Information supplied
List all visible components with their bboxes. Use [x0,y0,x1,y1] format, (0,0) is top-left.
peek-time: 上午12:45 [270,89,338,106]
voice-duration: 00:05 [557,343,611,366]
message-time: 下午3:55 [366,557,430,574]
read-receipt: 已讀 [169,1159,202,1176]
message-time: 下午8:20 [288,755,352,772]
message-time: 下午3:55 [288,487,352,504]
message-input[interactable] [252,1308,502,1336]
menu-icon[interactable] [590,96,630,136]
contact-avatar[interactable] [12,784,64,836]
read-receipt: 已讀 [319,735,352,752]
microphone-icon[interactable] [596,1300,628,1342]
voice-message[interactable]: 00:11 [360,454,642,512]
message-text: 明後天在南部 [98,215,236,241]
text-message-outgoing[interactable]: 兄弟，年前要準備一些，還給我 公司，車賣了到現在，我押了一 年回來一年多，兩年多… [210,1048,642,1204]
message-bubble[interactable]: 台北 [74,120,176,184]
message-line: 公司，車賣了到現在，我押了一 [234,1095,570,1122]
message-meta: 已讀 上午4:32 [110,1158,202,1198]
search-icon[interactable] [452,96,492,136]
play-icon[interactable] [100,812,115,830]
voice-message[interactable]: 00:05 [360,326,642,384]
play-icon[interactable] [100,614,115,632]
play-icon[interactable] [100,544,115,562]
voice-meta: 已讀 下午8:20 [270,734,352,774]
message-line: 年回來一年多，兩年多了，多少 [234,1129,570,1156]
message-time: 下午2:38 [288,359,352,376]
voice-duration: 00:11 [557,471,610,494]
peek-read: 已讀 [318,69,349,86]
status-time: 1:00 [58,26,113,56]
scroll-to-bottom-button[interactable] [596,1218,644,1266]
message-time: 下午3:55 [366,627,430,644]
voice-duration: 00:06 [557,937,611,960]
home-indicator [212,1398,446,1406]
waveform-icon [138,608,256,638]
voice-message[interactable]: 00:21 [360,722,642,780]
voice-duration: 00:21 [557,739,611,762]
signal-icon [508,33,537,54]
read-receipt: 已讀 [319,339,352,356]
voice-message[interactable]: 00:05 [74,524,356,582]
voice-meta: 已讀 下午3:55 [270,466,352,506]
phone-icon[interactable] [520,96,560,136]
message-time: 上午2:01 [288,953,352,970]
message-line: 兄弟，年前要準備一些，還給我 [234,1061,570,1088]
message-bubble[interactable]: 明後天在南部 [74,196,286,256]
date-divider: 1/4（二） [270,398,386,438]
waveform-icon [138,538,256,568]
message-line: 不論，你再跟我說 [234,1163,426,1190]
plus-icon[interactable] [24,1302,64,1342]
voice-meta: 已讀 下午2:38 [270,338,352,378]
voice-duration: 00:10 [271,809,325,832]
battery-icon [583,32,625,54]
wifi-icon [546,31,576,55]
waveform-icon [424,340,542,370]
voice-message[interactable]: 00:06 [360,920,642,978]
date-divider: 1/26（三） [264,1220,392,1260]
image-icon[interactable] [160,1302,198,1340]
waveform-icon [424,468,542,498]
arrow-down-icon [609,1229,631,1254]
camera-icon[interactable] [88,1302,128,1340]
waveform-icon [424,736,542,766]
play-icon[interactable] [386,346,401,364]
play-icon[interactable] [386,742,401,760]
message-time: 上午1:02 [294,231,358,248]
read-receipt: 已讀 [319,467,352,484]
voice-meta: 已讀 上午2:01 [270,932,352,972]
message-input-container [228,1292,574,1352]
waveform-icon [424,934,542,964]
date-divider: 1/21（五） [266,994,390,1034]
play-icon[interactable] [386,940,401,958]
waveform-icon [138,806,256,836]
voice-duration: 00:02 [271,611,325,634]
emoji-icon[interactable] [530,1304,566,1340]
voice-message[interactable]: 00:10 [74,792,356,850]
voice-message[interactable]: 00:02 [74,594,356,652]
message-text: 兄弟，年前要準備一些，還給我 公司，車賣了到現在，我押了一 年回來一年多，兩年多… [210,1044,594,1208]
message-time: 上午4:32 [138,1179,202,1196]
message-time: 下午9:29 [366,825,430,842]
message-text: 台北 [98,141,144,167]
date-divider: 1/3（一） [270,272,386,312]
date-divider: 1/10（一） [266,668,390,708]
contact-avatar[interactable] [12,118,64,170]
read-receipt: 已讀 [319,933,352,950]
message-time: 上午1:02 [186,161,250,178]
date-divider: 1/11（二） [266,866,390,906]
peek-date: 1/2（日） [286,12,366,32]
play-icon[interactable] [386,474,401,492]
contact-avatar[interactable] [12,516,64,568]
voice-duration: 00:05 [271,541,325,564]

* * *

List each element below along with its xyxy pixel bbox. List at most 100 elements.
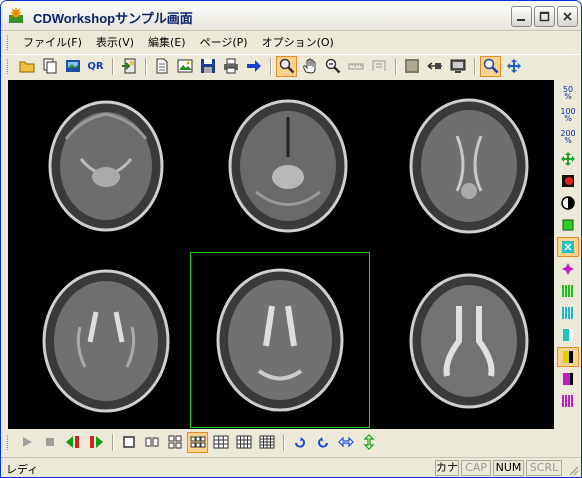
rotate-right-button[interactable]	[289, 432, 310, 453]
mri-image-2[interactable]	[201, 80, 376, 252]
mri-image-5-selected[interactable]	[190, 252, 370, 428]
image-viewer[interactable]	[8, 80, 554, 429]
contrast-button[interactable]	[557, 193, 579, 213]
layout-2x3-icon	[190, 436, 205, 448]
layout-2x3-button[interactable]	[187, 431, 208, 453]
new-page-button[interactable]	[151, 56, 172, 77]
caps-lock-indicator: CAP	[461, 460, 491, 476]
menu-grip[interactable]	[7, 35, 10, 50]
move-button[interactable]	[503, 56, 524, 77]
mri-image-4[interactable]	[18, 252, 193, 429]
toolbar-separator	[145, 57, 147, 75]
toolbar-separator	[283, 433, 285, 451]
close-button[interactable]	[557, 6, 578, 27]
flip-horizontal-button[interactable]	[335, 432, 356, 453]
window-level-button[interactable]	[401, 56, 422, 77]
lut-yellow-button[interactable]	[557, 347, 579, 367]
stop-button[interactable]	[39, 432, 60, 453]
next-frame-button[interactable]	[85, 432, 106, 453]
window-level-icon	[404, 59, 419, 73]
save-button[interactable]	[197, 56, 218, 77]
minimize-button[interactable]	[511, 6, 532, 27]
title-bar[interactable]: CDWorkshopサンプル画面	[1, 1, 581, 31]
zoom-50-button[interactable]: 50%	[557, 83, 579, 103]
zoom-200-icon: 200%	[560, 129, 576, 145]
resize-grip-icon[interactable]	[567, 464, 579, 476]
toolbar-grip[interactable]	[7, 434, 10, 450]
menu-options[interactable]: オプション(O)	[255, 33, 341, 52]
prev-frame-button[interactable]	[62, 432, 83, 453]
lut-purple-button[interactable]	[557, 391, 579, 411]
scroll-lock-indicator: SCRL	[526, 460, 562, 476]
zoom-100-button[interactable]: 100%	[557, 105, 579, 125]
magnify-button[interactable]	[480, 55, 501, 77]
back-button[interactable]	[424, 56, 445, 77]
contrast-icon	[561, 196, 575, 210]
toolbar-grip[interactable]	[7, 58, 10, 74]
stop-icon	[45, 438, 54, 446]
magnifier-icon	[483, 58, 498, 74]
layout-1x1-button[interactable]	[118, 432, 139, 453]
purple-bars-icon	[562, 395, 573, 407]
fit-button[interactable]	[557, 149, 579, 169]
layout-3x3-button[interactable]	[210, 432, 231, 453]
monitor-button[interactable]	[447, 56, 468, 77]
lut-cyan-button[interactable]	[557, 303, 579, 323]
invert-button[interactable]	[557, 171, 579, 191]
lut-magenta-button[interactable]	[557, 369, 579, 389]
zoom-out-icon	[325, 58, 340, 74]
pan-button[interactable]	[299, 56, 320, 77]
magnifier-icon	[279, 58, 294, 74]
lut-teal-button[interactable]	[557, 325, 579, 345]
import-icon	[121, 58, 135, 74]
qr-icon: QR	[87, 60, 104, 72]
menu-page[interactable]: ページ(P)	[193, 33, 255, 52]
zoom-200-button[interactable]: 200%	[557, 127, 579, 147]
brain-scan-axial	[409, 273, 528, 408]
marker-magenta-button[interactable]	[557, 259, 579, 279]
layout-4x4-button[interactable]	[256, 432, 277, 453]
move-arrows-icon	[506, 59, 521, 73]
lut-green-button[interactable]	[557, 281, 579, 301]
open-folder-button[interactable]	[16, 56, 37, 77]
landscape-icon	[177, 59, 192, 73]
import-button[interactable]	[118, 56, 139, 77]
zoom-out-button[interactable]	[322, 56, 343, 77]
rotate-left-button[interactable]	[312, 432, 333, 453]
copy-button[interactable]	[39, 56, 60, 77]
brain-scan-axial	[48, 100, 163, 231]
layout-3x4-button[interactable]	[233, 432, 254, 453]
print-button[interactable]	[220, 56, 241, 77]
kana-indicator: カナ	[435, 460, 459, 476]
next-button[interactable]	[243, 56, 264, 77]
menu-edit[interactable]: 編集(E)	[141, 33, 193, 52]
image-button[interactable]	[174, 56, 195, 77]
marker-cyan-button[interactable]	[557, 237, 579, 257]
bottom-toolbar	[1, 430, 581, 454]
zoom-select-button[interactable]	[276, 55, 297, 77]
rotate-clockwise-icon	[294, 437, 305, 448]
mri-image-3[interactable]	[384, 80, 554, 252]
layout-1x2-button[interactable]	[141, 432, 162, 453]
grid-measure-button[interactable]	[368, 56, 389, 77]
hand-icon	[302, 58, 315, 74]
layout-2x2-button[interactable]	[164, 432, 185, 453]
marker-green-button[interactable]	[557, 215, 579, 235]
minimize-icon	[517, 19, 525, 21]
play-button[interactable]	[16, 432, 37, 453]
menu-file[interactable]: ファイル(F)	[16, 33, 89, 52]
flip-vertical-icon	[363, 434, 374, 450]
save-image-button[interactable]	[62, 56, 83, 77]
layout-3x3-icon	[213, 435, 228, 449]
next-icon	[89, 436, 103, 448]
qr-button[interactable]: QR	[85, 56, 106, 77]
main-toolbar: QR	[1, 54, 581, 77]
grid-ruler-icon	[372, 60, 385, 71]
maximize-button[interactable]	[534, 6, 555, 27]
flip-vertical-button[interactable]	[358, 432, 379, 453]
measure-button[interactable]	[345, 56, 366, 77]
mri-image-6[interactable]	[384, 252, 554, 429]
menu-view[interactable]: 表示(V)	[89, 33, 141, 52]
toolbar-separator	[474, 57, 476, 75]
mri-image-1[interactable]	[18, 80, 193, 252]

Exercise
Copy out the part of the data above that opens with the line containing "List all visible" and closes with the line containing "message-time: 下午3:55 [288,487,352,504]", both included, character for character.

Correct result
List all visible components with their bboxes. Use [x0,y0,x1,y1] format, (0,0) is top-left.
peek-time: 上午12:45 [270,89,338,106]
voice-duration: 00:05 [557,343,611,366]
message-time: 下午3:55 [366,557,430,574]
read-receipt: 已讀 [169,1159,202,1176]
message-time: 下午8:20 [288,755,352,772]
message-time: 下午3:55 [288,487,352,504]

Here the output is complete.